▶ Dataset

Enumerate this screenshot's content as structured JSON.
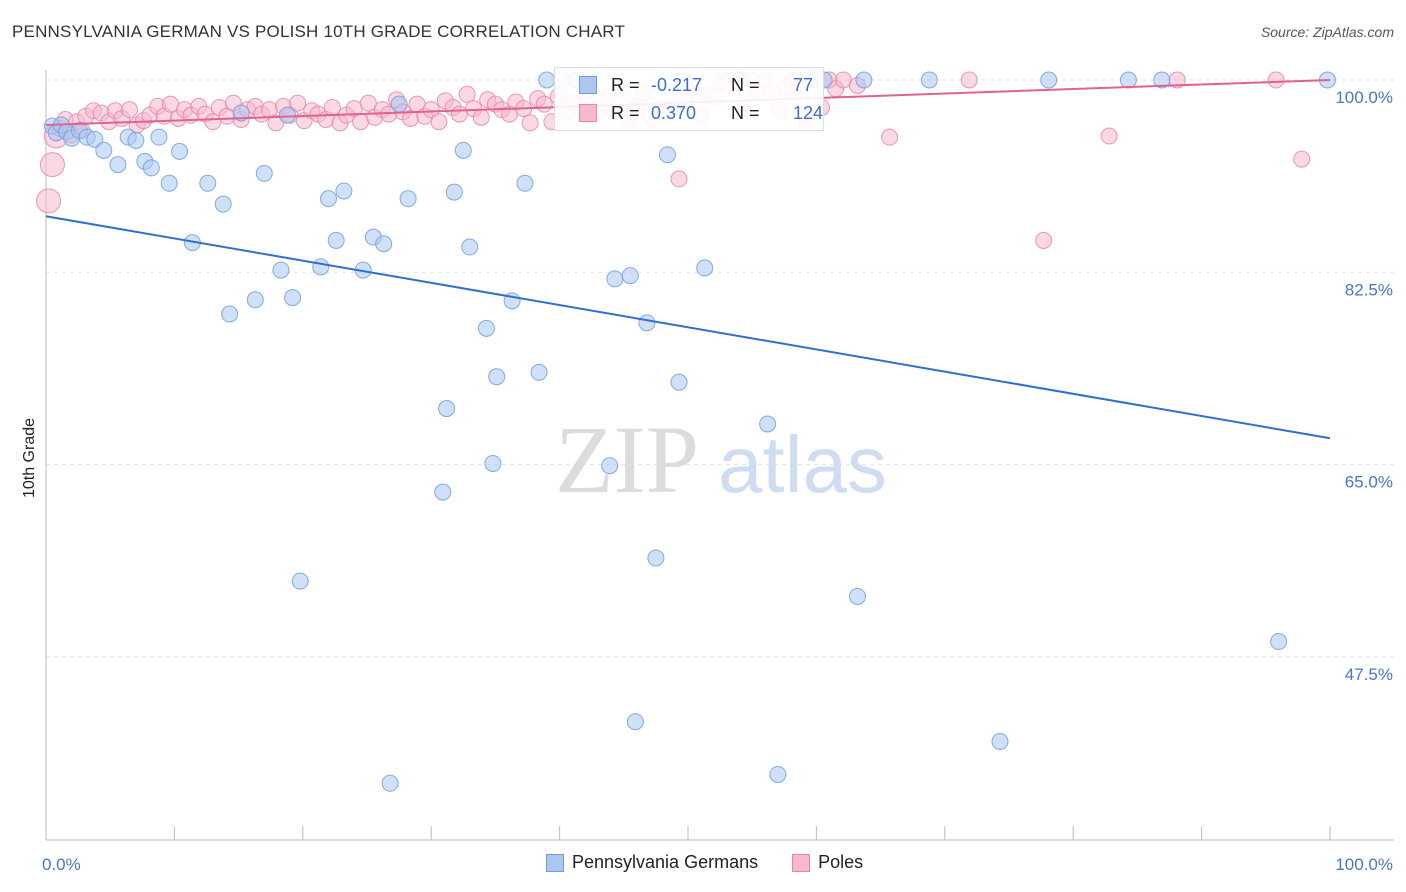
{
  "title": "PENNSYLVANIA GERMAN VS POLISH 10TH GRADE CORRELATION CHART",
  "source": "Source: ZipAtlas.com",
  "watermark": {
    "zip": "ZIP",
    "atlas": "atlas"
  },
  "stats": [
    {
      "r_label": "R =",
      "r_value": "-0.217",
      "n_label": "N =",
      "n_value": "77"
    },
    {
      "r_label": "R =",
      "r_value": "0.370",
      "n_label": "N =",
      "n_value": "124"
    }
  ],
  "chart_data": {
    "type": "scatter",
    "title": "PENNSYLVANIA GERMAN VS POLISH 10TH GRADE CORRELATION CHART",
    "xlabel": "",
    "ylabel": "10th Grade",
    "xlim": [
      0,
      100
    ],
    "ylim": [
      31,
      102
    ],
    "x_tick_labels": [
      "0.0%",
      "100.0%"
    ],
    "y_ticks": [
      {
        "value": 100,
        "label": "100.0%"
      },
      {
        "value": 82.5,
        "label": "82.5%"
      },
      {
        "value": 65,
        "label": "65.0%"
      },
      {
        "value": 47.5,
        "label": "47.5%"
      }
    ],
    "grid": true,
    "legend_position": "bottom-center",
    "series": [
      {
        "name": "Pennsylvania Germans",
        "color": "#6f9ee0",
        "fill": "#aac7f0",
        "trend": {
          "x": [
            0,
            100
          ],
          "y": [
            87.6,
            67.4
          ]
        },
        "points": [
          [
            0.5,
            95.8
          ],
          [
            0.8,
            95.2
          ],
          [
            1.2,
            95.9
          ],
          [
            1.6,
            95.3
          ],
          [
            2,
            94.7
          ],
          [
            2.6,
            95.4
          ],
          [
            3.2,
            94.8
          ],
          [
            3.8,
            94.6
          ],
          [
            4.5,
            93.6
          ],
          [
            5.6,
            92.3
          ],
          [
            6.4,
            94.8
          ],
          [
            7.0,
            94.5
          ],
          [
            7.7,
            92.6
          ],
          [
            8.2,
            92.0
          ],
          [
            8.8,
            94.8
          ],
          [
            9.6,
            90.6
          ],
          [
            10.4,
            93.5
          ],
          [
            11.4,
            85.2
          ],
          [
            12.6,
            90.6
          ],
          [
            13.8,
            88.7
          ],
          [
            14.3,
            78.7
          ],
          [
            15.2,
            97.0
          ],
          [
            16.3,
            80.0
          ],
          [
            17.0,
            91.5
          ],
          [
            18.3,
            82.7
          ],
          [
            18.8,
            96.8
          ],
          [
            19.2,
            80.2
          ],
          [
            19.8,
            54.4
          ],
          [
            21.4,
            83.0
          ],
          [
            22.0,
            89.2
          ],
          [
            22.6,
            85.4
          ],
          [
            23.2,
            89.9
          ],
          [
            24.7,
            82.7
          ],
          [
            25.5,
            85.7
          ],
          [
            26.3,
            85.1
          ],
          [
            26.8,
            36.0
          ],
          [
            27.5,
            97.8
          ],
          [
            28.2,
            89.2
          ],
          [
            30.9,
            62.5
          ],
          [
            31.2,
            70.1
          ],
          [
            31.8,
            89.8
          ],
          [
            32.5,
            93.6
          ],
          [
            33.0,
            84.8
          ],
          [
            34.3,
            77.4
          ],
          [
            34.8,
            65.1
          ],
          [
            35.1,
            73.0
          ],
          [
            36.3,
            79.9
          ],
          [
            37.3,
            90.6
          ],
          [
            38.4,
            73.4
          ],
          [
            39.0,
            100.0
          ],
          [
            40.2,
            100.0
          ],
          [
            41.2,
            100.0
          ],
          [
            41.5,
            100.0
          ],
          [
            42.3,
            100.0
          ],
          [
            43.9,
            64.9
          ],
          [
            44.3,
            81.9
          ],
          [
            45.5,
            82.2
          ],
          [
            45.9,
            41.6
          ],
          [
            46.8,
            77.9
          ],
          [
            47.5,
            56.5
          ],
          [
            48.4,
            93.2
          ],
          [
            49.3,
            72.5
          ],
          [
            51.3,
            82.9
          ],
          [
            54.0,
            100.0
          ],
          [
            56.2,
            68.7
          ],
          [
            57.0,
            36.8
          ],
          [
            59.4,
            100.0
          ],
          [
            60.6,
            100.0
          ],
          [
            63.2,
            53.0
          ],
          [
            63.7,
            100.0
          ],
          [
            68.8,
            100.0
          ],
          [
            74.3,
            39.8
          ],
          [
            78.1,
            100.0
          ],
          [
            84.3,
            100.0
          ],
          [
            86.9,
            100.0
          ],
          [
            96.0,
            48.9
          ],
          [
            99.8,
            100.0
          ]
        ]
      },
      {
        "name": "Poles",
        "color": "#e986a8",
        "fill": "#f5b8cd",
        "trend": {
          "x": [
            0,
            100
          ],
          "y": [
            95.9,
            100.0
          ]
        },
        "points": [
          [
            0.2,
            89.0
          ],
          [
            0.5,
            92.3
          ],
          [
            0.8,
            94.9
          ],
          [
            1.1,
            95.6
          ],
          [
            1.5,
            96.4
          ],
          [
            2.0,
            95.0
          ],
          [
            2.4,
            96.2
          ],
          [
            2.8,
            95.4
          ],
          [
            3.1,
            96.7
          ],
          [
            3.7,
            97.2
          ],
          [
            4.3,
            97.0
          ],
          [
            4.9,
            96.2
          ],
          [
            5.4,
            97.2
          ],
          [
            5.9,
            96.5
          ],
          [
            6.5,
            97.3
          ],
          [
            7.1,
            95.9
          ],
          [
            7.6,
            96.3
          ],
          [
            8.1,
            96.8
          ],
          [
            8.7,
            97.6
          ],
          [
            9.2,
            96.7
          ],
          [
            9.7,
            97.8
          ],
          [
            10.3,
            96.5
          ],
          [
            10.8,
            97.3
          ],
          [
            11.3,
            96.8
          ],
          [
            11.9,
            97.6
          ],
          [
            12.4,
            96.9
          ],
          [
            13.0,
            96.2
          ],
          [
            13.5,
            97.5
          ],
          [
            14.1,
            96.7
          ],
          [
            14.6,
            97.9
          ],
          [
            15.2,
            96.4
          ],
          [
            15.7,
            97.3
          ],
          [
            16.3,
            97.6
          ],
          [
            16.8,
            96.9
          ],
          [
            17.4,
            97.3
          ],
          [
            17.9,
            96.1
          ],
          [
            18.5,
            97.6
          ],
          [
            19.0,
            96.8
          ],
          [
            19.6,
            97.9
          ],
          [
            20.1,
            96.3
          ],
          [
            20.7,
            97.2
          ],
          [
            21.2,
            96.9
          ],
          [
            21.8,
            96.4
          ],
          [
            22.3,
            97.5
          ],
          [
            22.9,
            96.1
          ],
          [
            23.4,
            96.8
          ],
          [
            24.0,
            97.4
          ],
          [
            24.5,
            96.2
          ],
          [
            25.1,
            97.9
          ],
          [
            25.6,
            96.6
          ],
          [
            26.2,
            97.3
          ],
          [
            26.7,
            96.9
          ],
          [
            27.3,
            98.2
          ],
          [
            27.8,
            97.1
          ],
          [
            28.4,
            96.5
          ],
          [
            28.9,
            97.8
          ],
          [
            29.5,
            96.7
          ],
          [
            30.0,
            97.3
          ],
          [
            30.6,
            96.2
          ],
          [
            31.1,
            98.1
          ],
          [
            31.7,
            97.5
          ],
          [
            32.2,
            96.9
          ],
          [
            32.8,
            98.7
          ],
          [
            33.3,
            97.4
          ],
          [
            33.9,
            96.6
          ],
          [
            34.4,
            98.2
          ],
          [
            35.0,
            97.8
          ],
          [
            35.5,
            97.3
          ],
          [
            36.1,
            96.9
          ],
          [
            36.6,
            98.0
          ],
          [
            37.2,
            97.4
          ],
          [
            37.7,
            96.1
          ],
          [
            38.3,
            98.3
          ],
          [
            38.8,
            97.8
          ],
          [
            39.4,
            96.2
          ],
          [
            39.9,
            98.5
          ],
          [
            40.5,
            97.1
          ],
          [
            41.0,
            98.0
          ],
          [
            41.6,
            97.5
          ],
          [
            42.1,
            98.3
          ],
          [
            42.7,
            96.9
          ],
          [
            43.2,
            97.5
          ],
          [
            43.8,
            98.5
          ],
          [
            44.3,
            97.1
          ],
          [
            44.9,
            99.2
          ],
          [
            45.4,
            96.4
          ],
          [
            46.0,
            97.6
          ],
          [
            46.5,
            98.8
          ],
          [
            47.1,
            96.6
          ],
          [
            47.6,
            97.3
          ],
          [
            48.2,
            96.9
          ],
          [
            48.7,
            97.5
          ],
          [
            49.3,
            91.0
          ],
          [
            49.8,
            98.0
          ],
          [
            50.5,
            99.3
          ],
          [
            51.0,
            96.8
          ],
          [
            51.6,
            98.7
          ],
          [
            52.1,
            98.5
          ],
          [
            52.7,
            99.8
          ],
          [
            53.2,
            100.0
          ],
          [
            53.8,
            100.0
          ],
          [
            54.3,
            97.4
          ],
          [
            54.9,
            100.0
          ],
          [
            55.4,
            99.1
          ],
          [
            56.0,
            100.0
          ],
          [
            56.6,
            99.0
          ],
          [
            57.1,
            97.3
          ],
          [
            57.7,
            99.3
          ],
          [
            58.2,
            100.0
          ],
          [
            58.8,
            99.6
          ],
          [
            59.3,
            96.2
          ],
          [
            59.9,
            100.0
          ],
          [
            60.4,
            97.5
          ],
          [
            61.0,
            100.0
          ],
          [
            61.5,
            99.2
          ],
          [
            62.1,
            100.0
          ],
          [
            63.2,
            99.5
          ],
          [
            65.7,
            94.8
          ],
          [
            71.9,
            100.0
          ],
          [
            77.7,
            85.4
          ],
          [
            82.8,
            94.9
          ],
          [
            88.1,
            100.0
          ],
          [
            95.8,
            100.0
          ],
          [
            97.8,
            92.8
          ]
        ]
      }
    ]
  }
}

▶ What needs to be done
Check every line of the listing for the string "name" and report how many lines have it, as a number alone.

▶ Response to this task
2